Extracted data entries:
** begin **
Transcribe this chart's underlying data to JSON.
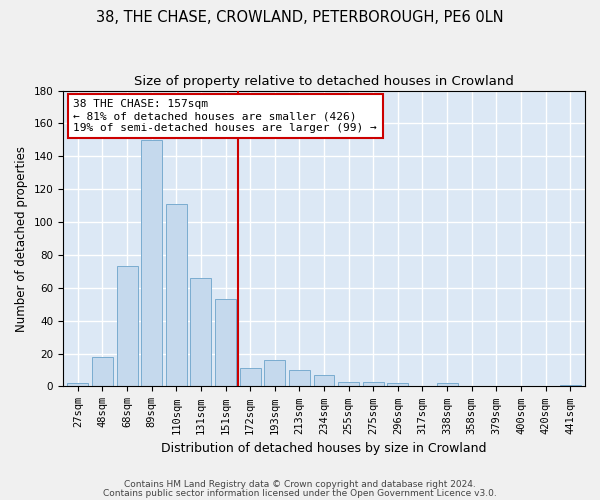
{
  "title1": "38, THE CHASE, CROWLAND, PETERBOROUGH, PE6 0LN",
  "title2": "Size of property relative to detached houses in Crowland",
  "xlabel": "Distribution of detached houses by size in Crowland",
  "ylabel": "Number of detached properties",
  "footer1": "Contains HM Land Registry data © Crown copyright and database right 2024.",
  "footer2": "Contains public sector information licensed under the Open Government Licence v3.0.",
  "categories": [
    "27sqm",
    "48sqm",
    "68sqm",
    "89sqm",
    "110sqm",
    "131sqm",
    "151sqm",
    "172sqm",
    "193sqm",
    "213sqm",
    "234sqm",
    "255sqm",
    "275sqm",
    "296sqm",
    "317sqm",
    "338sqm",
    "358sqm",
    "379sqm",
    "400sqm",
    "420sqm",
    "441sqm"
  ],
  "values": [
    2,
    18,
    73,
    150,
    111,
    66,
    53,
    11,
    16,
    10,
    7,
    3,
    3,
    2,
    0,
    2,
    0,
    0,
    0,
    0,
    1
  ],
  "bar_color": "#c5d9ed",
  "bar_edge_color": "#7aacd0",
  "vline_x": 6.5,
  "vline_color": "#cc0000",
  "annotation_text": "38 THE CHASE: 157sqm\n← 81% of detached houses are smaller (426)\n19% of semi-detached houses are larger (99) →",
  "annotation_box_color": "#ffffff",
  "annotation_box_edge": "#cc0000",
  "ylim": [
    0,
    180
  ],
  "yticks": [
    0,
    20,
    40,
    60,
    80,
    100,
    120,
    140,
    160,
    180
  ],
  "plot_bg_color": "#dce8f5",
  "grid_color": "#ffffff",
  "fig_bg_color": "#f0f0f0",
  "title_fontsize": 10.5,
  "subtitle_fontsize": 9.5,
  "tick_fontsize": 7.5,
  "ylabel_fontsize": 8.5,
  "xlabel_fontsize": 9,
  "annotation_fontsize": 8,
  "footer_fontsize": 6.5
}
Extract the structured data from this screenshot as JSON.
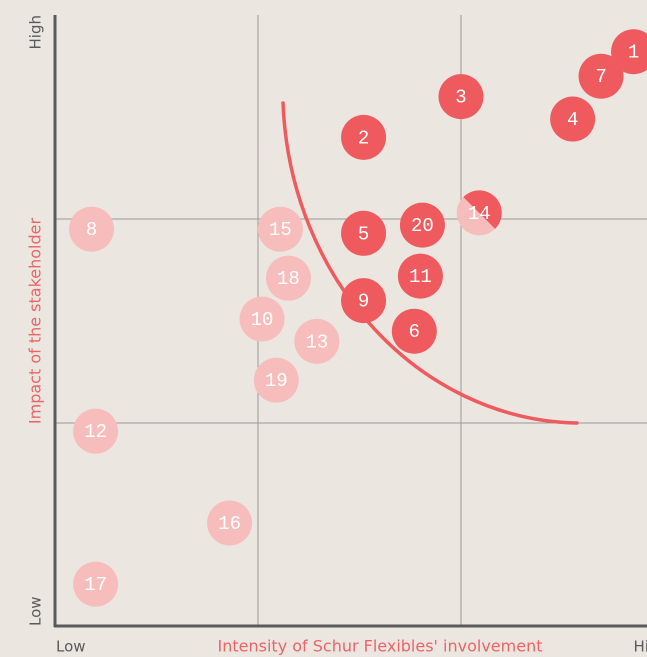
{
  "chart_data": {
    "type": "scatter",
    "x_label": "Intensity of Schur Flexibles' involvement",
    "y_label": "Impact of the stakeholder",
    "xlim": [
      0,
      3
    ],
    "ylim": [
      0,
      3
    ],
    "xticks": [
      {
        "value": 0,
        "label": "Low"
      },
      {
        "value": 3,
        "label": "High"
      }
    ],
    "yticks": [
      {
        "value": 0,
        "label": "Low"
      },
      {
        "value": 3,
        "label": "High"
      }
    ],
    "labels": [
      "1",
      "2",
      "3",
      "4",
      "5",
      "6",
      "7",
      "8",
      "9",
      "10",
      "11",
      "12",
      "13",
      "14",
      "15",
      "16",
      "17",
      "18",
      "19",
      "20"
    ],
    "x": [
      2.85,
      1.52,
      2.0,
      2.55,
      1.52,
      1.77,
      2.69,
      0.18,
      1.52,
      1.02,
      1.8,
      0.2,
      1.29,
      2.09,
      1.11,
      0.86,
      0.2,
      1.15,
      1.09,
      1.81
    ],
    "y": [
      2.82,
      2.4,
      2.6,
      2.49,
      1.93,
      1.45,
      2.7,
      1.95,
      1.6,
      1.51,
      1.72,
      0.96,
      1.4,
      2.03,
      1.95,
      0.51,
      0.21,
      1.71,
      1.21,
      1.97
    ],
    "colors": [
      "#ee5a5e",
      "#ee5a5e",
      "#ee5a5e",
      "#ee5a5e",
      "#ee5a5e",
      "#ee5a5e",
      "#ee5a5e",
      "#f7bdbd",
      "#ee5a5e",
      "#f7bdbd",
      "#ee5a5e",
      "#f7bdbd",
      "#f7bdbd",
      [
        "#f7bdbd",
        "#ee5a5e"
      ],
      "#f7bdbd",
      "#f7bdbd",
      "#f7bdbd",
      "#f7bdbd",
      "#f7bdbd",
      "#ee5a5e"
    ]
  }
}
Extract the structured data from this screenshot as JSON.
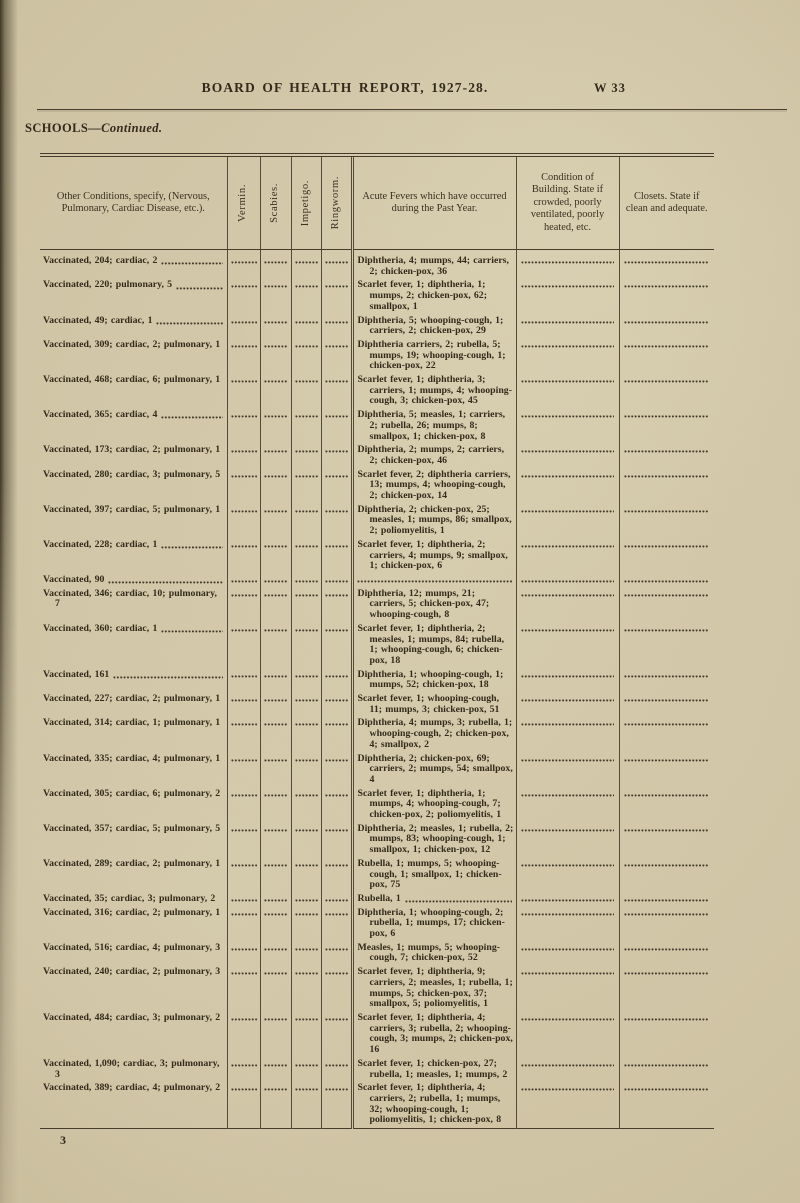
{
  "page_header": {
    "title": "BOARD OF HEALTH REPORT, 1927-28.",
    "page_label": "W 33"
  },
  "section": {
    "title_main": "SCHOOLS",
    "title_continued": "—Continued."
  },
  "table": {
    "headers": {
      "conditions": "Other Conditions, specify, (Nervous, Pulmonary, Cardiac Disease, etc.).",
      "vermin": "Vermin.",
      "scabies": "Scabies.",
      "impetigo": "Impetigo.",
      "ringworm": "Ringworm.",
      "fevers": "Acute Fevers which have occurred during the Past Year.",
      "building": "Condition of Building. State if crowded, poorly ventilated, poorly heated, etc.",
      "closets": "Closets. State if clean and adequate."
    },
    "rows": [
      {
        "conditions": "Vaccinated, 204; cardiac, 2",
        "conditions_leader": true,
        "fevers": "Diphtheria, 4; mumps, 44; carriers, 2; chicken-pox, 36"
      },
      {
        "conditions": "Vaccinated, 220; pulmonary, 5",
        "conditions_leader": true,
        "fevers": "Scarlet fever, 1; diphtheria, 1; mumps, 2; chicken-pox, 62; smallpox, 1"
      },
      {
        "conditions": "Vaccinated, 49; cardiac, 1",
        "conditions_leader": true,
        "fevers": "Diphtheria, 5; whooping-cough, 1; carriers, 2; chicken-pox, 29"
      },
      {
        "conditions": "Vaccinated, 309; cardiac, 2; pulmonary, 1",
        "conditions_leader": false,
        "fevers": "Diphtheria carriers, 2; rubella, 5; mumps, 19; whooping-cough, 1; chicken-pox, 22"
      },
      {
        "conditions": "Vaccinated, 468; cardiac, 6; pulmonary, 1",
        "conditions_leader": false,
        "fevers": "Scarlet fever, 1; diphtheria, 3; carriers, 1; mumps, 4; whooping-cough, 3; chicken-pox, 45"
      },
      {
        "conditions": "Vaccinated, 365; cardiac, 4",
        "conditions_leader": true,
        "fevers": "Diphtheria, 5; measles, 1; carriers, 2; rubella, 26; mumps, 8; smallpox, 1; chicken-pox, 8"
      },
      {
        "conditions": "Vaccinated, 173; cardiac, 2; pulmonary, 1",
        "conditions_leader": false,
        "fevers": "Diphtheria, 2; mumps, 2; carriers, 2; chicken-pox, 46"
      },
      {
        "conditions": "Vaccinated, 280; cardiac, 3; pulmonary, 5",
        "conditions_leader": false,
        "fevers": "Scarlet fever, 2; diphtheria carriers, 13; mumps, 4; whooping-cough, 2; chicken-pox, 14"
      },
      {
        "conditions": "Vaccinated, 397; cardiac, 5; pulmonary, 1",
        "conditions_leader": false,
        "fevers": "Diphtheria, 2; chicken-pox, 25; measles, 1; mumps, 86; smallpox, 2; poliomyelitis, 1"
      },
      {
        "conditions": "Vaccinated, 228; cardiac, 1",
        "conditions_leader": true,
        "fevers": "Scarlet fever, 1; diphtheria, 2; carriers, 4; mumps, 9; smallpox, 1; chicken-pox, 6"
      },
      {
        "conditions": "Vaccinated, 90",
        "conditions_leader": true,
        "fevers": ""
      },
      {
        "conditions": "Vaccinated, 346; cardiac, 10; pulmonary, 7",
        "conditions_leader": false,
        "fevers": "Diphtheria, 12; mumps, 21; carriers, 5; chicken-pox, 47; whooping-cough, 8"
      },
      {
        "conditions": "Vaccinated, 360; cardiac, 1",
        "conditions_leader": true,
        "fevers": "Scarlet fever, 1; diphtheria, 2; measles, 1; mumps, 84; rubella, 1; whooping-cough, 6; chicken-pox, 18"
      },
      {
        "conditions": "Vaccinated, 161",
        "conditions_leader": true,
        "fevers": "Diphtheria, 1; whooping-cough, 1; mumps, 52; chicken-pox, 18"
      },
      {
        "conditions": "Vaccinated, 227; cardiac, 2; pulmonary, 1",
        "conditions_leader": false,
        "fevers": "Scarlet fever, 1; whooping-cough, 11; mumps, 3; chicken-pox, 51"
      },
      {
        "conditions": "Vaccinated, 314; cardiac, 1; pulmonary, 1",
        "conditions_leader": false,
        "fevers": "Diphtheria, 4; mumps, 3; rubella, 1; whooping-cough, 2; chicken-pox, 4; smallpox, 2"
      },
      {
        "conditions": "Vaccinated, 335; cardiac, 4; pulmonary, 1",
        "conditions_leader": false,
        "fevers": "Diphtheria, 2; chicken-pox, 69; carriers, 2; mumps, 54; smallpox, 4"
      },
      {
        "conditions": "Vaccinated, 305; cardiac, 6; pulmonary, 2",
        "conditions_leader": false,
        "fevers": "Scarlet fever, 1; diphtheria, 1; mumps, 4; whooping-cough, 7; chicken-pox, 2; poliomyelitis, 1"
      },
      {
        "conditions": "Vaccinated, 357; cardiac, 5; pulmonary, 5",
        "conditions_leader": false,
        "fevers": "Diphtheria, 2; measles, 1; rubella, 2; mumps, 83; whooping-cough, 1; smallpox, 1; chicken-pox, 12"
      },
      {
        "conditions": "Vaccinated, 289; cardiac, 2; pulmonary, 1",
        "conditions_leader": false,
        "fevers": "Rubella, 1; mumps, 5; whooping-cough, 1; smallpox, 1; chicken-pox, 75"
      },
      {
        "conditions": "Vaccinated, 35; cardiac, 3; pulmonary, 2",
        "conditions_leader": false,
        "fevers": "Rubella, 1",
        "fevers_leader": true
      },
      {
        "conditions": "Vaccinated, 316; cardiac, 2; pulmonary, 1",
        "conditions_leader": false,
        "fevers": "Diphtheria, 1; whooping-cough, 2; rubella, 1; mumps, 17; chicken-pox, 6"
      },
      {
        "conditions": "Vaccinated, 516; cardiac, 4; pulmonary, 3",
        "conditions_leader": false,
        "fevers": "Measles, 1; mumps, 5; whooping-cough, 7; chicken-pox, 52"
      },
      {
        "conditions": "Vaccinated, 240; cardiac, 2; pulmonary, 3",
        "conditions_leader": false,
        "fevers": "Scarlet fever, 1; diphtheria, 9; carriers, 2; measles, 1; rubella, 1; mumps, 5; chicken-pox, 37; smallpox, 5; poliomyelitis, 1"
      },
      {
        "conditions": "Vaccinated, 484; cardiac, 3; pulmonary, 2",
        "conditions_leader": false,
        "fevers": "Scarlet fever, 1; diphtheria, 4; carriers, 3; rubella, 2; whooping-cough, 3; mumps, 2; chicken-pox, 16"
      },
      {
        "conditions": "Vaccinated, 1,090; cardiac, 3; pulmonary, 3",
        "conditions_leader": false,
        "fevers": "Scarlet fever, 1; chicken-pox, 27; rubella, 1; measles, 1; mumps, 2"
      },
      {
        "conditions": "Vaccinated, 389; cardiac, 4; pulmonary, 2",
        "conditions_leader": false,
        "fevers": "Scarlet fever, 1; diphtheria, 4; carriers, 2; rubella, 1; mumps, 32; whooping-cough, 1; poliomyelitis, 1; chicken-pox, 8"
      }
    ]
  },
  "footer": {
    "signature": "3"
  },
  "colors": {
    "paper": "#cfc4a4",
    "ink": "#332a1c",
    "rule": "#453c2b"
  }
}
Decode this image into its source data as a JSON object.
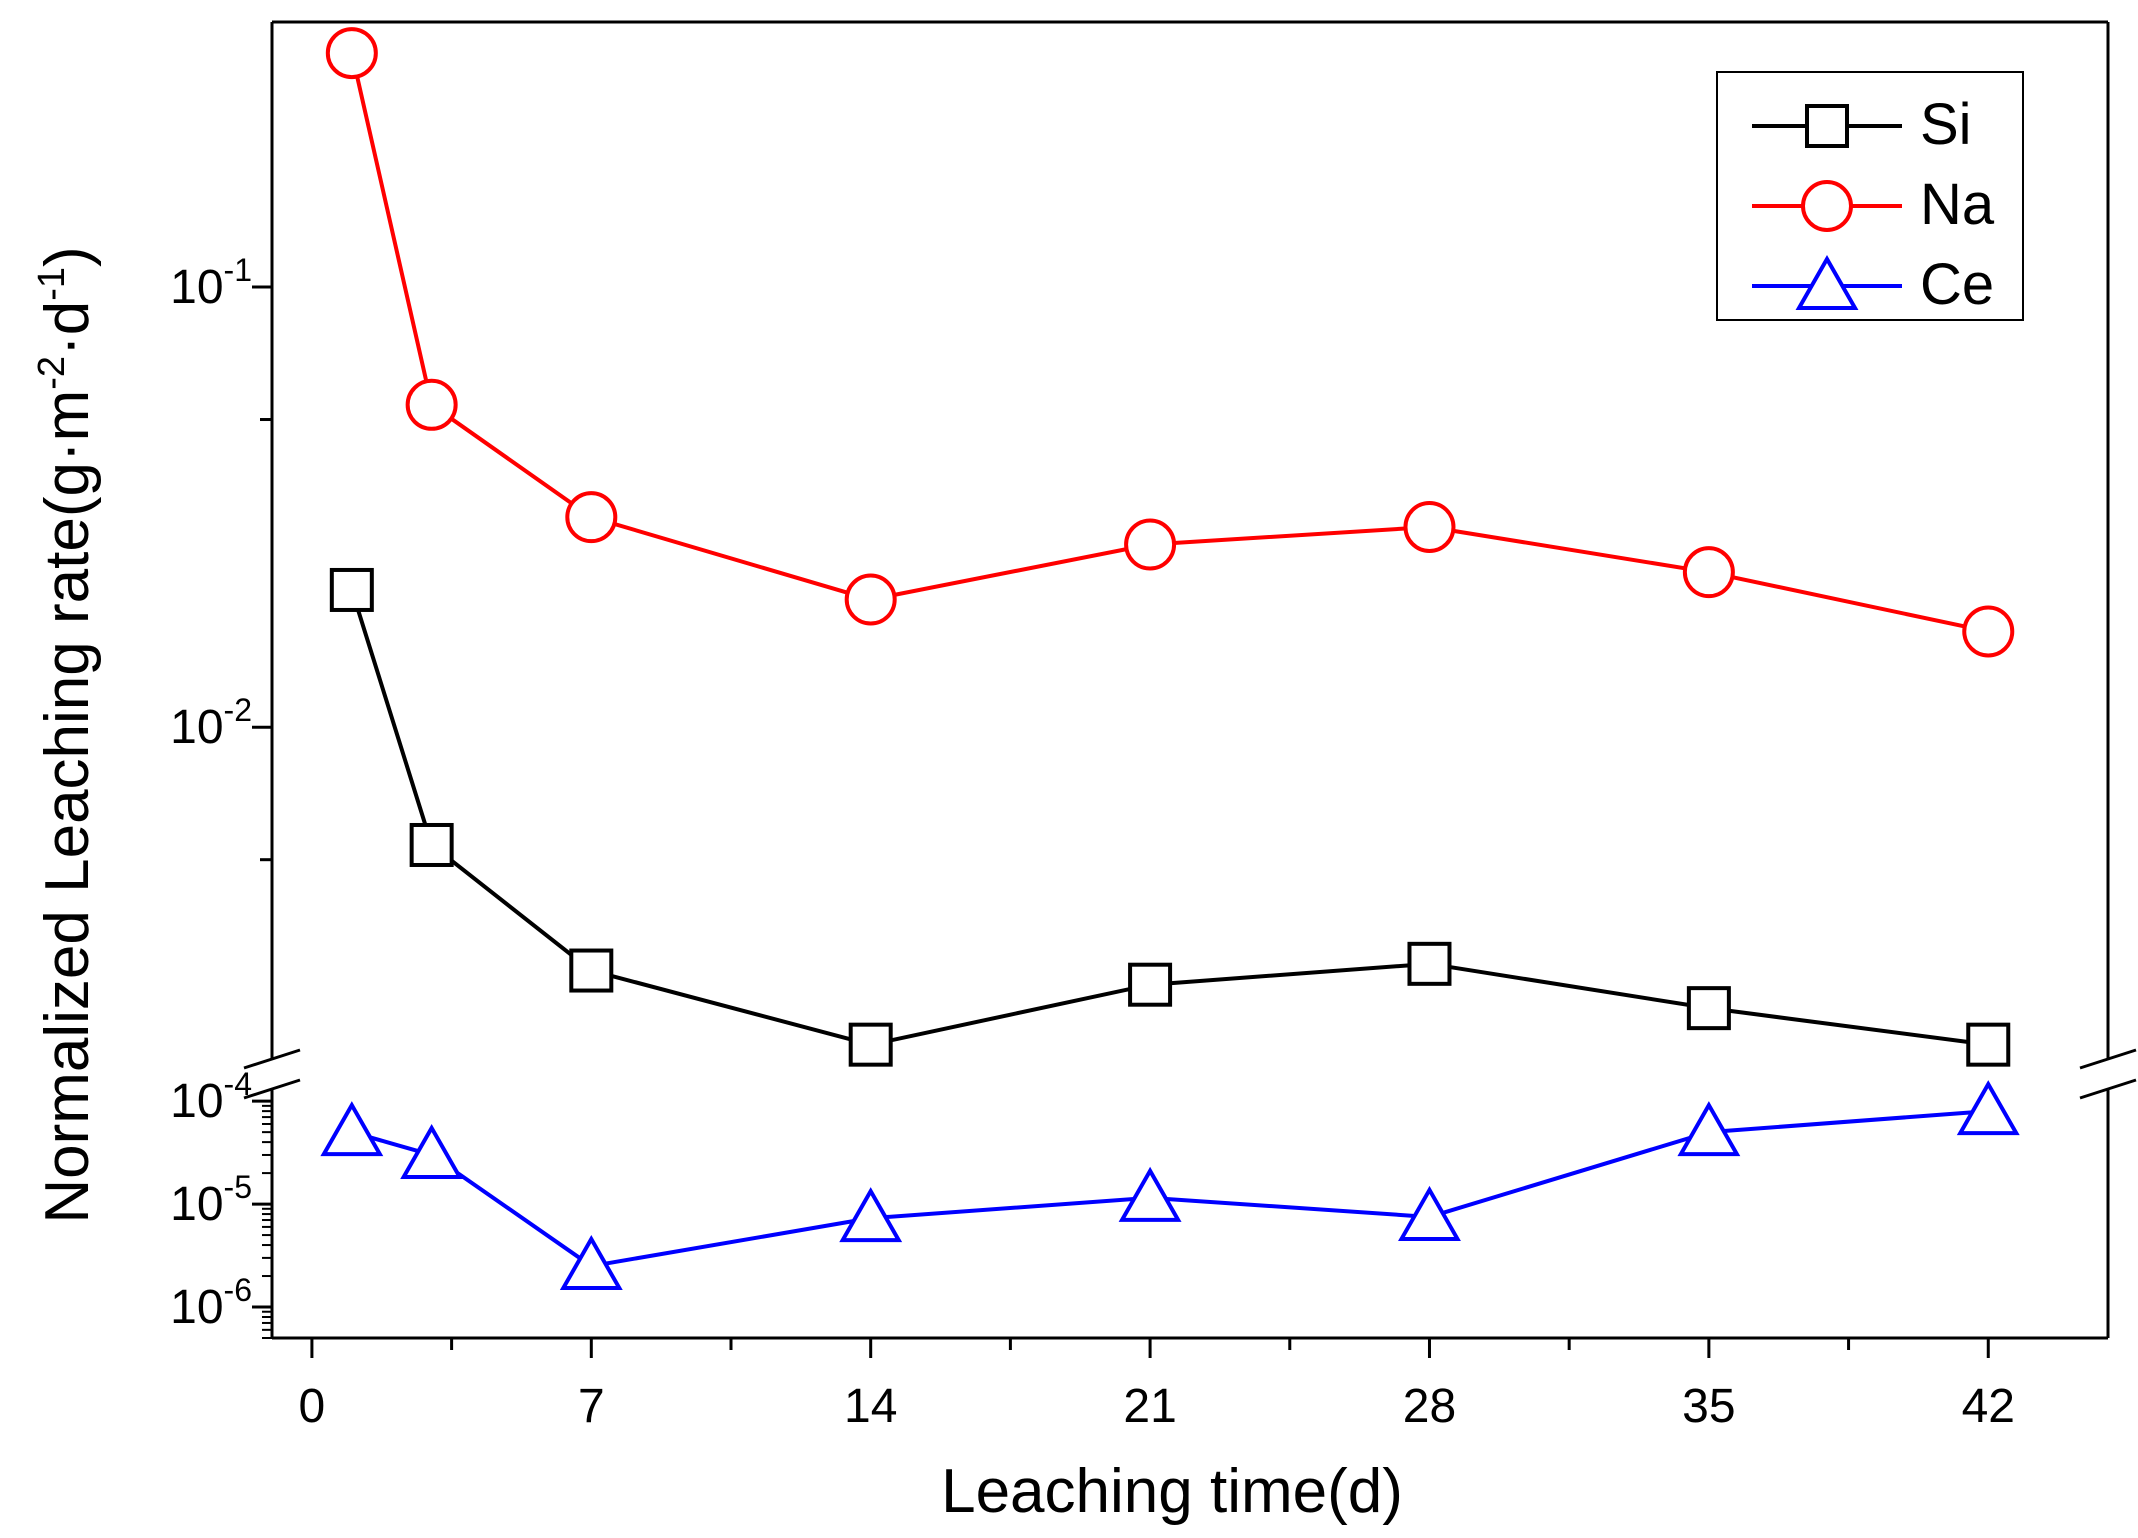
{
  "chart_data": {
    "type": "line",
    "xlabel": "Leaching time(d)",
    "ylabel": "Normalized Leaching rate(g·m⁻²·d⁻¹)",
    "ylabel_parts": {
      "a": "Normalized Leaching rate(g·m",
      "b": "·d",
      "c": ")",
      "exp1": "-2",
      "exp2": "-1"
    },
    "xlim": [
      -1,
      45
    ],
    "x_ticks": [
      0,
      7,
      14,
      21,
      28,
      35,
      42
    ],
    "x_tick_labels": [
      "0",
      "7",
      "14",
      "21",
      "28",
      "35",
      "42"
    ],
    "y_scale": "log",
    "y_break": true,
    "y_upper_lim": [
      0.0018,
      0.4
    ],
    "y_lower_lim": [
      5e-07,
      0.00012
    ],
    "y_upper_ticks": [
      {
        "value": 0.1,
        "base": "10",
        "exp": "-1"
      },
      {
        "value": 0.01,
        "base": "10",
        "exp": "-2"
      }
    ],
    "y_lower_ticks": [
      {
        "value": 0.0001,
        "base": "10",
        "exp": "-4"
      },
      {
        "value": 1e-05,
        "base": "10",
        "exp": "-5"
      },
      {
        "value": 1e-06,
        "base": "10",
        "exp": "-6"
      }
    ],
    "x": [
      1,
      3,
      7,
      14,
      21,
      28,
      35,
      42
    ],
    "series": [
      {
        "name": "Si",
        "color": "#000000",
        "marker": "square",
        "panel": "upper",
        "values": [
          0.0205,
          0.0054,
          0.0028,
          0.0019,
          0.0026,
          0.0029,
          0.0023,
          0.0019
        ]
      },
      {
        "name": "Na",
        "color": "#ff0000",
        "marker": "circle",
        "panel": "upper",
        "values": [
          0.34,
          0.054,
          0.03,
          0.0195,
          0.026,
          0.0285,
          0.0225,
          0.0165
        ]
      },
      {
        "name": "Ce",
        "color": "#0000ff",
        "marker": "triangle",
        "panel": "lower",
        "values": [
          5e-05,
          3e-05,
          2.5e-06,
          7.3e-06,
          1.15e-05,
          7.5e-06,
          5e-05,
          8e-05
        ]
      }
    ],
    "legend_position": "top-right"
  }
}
** end **
REQUEST: Pull out the lines above in which the word "right" appears.

SOLUTION BELOW:
  "footer1": "Contains HM Land Registry data © Crown copyright and database right 2024.",
    "legend_position": "top-right"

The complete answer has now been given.